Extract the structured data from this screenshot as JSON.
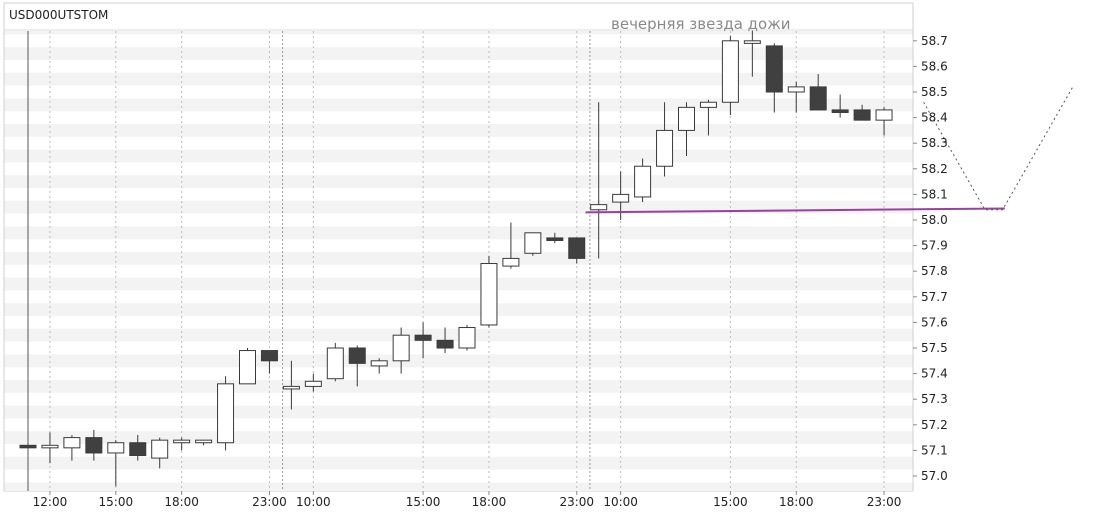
{
  "chart_data": {
    "type": "candlestick",
    "title": "USD000UTSTOM",
    "annotation": "вечерняя звезда дожи",
    "ylim": [
      56.96,
      58.74
    ],
    "y_ticks": [
      "57.0",
      "57.1",
      "57.2",
      "57.3",
      "57.4",
      "57.5",
      "57.6",
      "57.7",
      "57.8",
      "57.9",
      "58.0",
      "58.1",
      "58.2",
      "58.3",
      "58.4",
      "58.5",
      "58.6",
      "58.7"
    ],
    "x_ticks": [
      {
        "label": "12:00",
        "index": 1
      },
      {
        "label": "15:00",
        "index": 4
      },
      {
        "label": "18:00",
        "index": 7
      },
      {
        "label": "23:00",
        "index": 11
      },
      {
        "label": "10:00",
        "index": 13
      },
      {
        "label": "15:00",
        "index": 18
      },
      {
        "label": "18:00",
        "index": 21
      },
      {
        "label": "23:00",
        "index": 25
      },
      {
        "label": "10:00",
        "index": 27
      },
      {
        "label": "15:00",
        "index": 32
      },
      {
        "label": "18:00",
        "index": 35
      },
      {
        "label": "23:00",
        "index": 39
      }
    ],
    "session_separators": [
      11.6,
      25.6
    ],
    "candles": [
      {
        "o": 57.12,
        "h": 57.12,
        "l": 57.11,
        "c": 57.11
      },
      {
        "o": 57.11,
        "h": 57.17,
        "l": 57.05,
        "c": 57.12
      },
      {
        "o": 57.11,
        "h": 57.16,
        "l": 57.06,
        "c": 57.15
      },
      {
        "o": 57.15,
        "h": 57.18,
        "l": 57.06,
        "c": 57.09
      },
      {
        "o": 57.09,
        "h": 57.14,
        "l": 56.96,
        "c": 57.13
      },
      {
        "o": 57.13,
        "h": 57.16,
        "l": 57.06,
        "c": 57.08
      },
      {
        "o": 57.07,
        "h": 57.15,
        "l": 57.03,
        "c": 57.14
      },
      {
        "o": 57.13,
        "h": 57.15,
        "l": 57.1,
        "c": 57.14
      },
      {
        "o": 57.13,
        "h": 57.14,
        "l": 57.12,
        "c": 57.14
      },
      {
        "o": 57.13,
        "h": 57.39,
        "l": 57.1,
        "c": 57.36
      },
      {
        "o": 57.36,
        "h": 57.5,
        "l": 57.36,
        "c": 57.49
      },
      {
        "o": 57.49,
        "h": 57.49,
        "l": 57.4,
        "c": 57.45
      },
      {
        "o": 57.34,
        "h": 57.45,
        "l": 57.26,
        "c": 57.35
      },
      {
        "o": 57.35,
        "h": 57.4,
        "l": 57.33,
        "c": 57.37
      },
      {
        "o": 57.38,
        "h": 57.52,
        "l": 57.37,
        "c": 57.5
      },
      {
        "o": 57.5,
        "h": 57.51,
        "l": 57.35,
        "c": 57.44
      },
      {
        "o": 57.43,
        "h": 57.46,
        "l": 57.4,
        "c": 57.45
      },
      {
        "o": 57.45,
        "h": 57.58,
        "l": 57.4,
        "c": 57.55
      },
      {
        "o": 57.55,
        "h": 57.6,
        "l": 57.46,
        "c": 57.53
      },
      {
        "o": 57.53,
        "h": 57.58,
        "l": 57.48,
        "c": 57.5
      },
      {
        "o": 57.5,
        "h": 57.59,
        "l": 57.49,
        "c": 57.58
      },
      {
        "o": 57.59,
        "h": 57.86,
        "l": 57.58,
        "c": 57.83
      },
      {
        "o": 57.82,
        "h": 57.99,
        "l": 57.81,
        "c": 57.85
      },
      {
        "o": 57.87,
        "h": 57.95,
        "l": 57.86,
        "c": 57.95
      },
      {
        "o": 57.93,
        "h": 57.95,
        "l": 57.91,
        "c": 57.92
      },
      {
        "o": 57.93,
        "h": 57.93,
        "l": 57.83,
        "c": 57.85
      },
      {
        "o": 58.04,
        "h": 58.46,
        "l": 57.85,
        "c": 58.06
      },
      {
        "o": 58.07,
        "h": 58.19,
        "l": 58.0,
        "c": 58.1
      },
      {
        "o": 58.09,
        "h": 58.24,
        "l": 58.07,
        "c": 58.21
      },
      {
        "o": 58.21,
        "h": 58.46,
        "l": 58.17,
        "c": 58.35
      },
      {
        "o": 58.35,
        "h": 58.46,
        "l": 58.25,
        "c": 58.44
      },
      {
        "o": 58.44,
        "h": 58.47,
        "l": 58.33,
        "c": 58.46
      },
      {
        "o": 58.46,
        "h": 58.72,
        "l": 58.41,
        "c": 58.7
      },
      {
        "o": 58.69,
        "h": 58.74,
        "l": 58.56,
        "c": 58.7
      },
      {
        "o": 58.68,
        "h": 58.69,
        "l": 58.42,
        "c": 58.5
      },
      {
        "o": 58.5,
        "h": 58.54,
        "l": 58.42,
        "c": 58.52
      },
      {
        "o": 58.52,
        "h": 58.57,
        "l": 58.43,
        "c": 58.43
      },
      {
        "o": 58.43,
        "h": 58.49,
        "l": 58.4,
        "c": 58.42
      },
      {
        "o": 58.43,
        "h": 58.45,
        "l": 58.39,
        "c": 58.39
      },
      {
        "o": 58.39,
        "h": 58.44,
        "l": 58.33,
        "c": 58.43
      }
    ],
    "support_line": {
      "color": "#9b3fa2",
      "from": {
        "index": 25.4,
        "value": 58.03
      },
      "to": {
        "index": 44.5,
        "value": 58.045
      }
    },
    "projection_path": [
      {
        "index": 40.8,
        "value": 58.46
      },
      {
        "index": 43.6,
        "value": 58.04
      },
      {
        "index": 44.4,
        "value": 58.04
      },
      {
        "index": 47.6,
        "value": 58.52
      }
    ],
    "colors": {
      "bull_fill": "#ffffff",
      "bear_fill": "#404040",
      "candle_outline": "#3a3a3a",
      "band": "#f3f3f3",
      "projection": "#555555"
    }
  }
}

# EXERCISE TASK
Leave out the pictures and print every line of the data exactly.

# FULL RESPONSE
Extract the structured data from this screenshot as JSON.
{
  "chart_data": {
    "type": "candlestick",
    "title": "USD000UTSTOM",
    "annotation": "вечерняя звезда дожи",
    "ylim": [
      56.96,
      58.74
    ],
    "y_ticks": [
      "57.0",
      "57.1",
      "57.2",
      "57.3",
      "57.4",
      "57.5",
      "57.6",
      "57.7",
      "57.8",
      "57.9",
      "58.0",
      "58.1",
      "58.2",
      "58.3",
      "58.4",
      "58.5",
      "58.6",
      "58.7"
    ],
    "x_ticks": [
      {
        "label": "12:00",
        "index": 1
      },
      {
        "label": "15:00",
        "index": 4
      },
      {
        "label": "18:00",
        "index": 7
      },
      {
        "label": "23:00",
        "index": 11
      },
      {
        "label": "10:00",
        "index": 13
      },
      {
        "label": "15:00",
        "index": 18
      },
      {
        "label": "18:00",
        "index": 21
      },
      {
        "label": "23:00",
        "index": 25
      },
      {
        "label": "10:00",
        "index": 27
      },
      {
        "label": "15:00",
        "index": 32
      },
      {
        "label": "18:00",
        "index": 35
      },
      {
        "label": "23:00",
        "index": 39
      }
    ],
    "session_separators": [
      11.6,
      25.6
    ],
    "candles": [
      {
        "o": 57.12,
        "h": 57.12,
        "l": 57.11,
        "c": 57.11
      },
      {
        "o": 57.11,
        "h": 57.17,
        "l": 57.05,
        "c": 57.12
      },
      {
        "o": 57.11,
        "h": 57.16,
        "l": 57.06,
        "c": 57.15
      },
      {
        "o": 57.15,
        "h": 57.18,
        "l": 57.06,
        "c": 57.09
      },
      {
        "o": 57.09,
        "h": 57.14,
        "l": 56.96,
        "c": 57.13
      },
      {
        "o": 57.13,
        "h": 57.16,
        "l": 57.06,
        "c": 57.08
      },
      {
        "o": 57.07,
        "h": 57.15,
        "l": 57.03,
        "c": 57.14
      },
      {
        "o": 57.13,
        "h": 57.15,
        "l": 57.1,
        "c": 57.14
      },
      {
        "o": 57.13,
        "h": 57.14,
        "l": 57.12,
        "c": 57.14
      },
      {
        "o": 57.13,
        "h": 57.39,
        "l": 57.1,
        "c": 57.36
      },
      {
        "o": 57.36,
        "h": 57.5,
        "l": 57.36,
        "c": 57.49
      },
      {
        "o": 57.49,
        "h": 57.49,
        "l": 57.4,
        "c": 57.45
      },
      {
        "o": 57.34,
        "h": 57.45,
        "l": 57.26,
        "c": 57.35
      },
      {
        "o": 57.35,
        "h": 57.4,
        "l": 57.33,
        "c": 57.37
      },
      {
        "o": 57.38,
        "h": 57.52,
        "l": 57.37,
        "c": 57.5
      },
      {
        "o": 57.5,
        "h": 57.51,
        "l": 57.35,
        "c": 57.44
      },
      {
        "o": 57.43,
        "h": 57.46,
        "l": 57.4,
        "c": 57.45
      },
      {
        "o": 57.45,
        "h": 57.58,
        "l": 57.4,
        "c": 57.55
      },
      {
        "o": 57.55,
        "h": 57.6,
        "l": 57.46,
        "c": 57.53
      },
      {
        "o": 57.53,
        "h": 57.58,
        "l": 57.48,
        "c": 57.5
      },
      {
        "o": 57.5,
        "h": 57.59,
        "l": 57.49,
        "c": 57.58
      },
      {
        "o": 57.59,
        "h": 57.86,
        "l": 57.58,
        "c": 57.83
      },
      {
        "o": 57.82,
        "h": 57.99,
        "l": 57.81,
        "c": 57.85
      },
      {
        "o": 57.87,
        "h": 57.95,
        "l": 57.86,
        "c": 57.95
      },
      {
        "o": 57.93,
        "h": 57.95,
        "l": 57.91,
        "c": 57.92
      },
      {
        "o": 57.93,
        "h": 57.93,
        "l": 57.83,
        "c": 57.85
      },
      {
        "o": 58.04,
        "h": 58.46,
        "l": 57.85,
        "c": 58.06
      },
      {
        "o": 58.07,
        "h": 58.19,
        "l": 58.0,
        "c": 58.1
      },
      {
        "o": 58.09,
        "h": 58.24,
        "l": 58.07,
        "c": 58.21
      },
      {
        "o": 58.21,
        "h": 58.46,
        "l": 58.17,
        "c": 58.35
      },
      {
        "o": 58.35,
        "h": 58.46,
        "l": 58.25,
        "c": 58.44
      },
      {
        "o": 58.44,
        "h": 58.47,
        "l": 58.33,
        "c": 58.46
      },
      {
        "o": 58.46,
        "h": 58.72,
        "l": 58.41,
        "c": 58.7
      },
      {
        "o": 58.69,
        "h": 58.74,
        "l": 58.56,
        "c": 58.7
      },
      {
        "o": 58.68,
        "h": 58.69,
        "l": 58.42,
        "c": 58.5
      },
      {
        "o": 58.5,
        "h": 58.54,
        "l": 58.42,
        "c": 58.52
      },
      {
        "o": 58.52,
        "h": 58.57,
        "l": 58.43,
        "c": 58.43
      },
      {
        "o": 58.43,
        "h": 58.49,
        "l": 58.4,
        "c": 58.42
      },
      {
        "o": 58.43,
        "h": 58.45,
        "l": 58.39,
        "c": 58.39
      },
      {
        "o": 58.39,
        "h": 58.44,
        "l": 58.33,
        "c": 58.43
      }
    ],
    "support_line": {
      "color": "#9b3fa2",
      "from": {
        "index": 25.4,
        "value": 58.03
      },
      "to": {
        "index": 44.5,
        "value": 58.045
      }
    },
    "projection_path": [
      {
        "index": 40.8,
        "value": 58.46
      },
      {
        "index": 43.6,
        "value": 58.04
      },
      {
        "index": 44.4,
        "value": 58.04
      },
      {
        "index": 47.6,
        "value": 58.52
      }
    ],
    "colors": {
      "bull_fill": "#ffffff",
      "bear_fill": "#404040",
      "candle_outline": "#3a3a3a",
      "band": "#f3f3f3",
      "projection": "#555555"
    }
  }
}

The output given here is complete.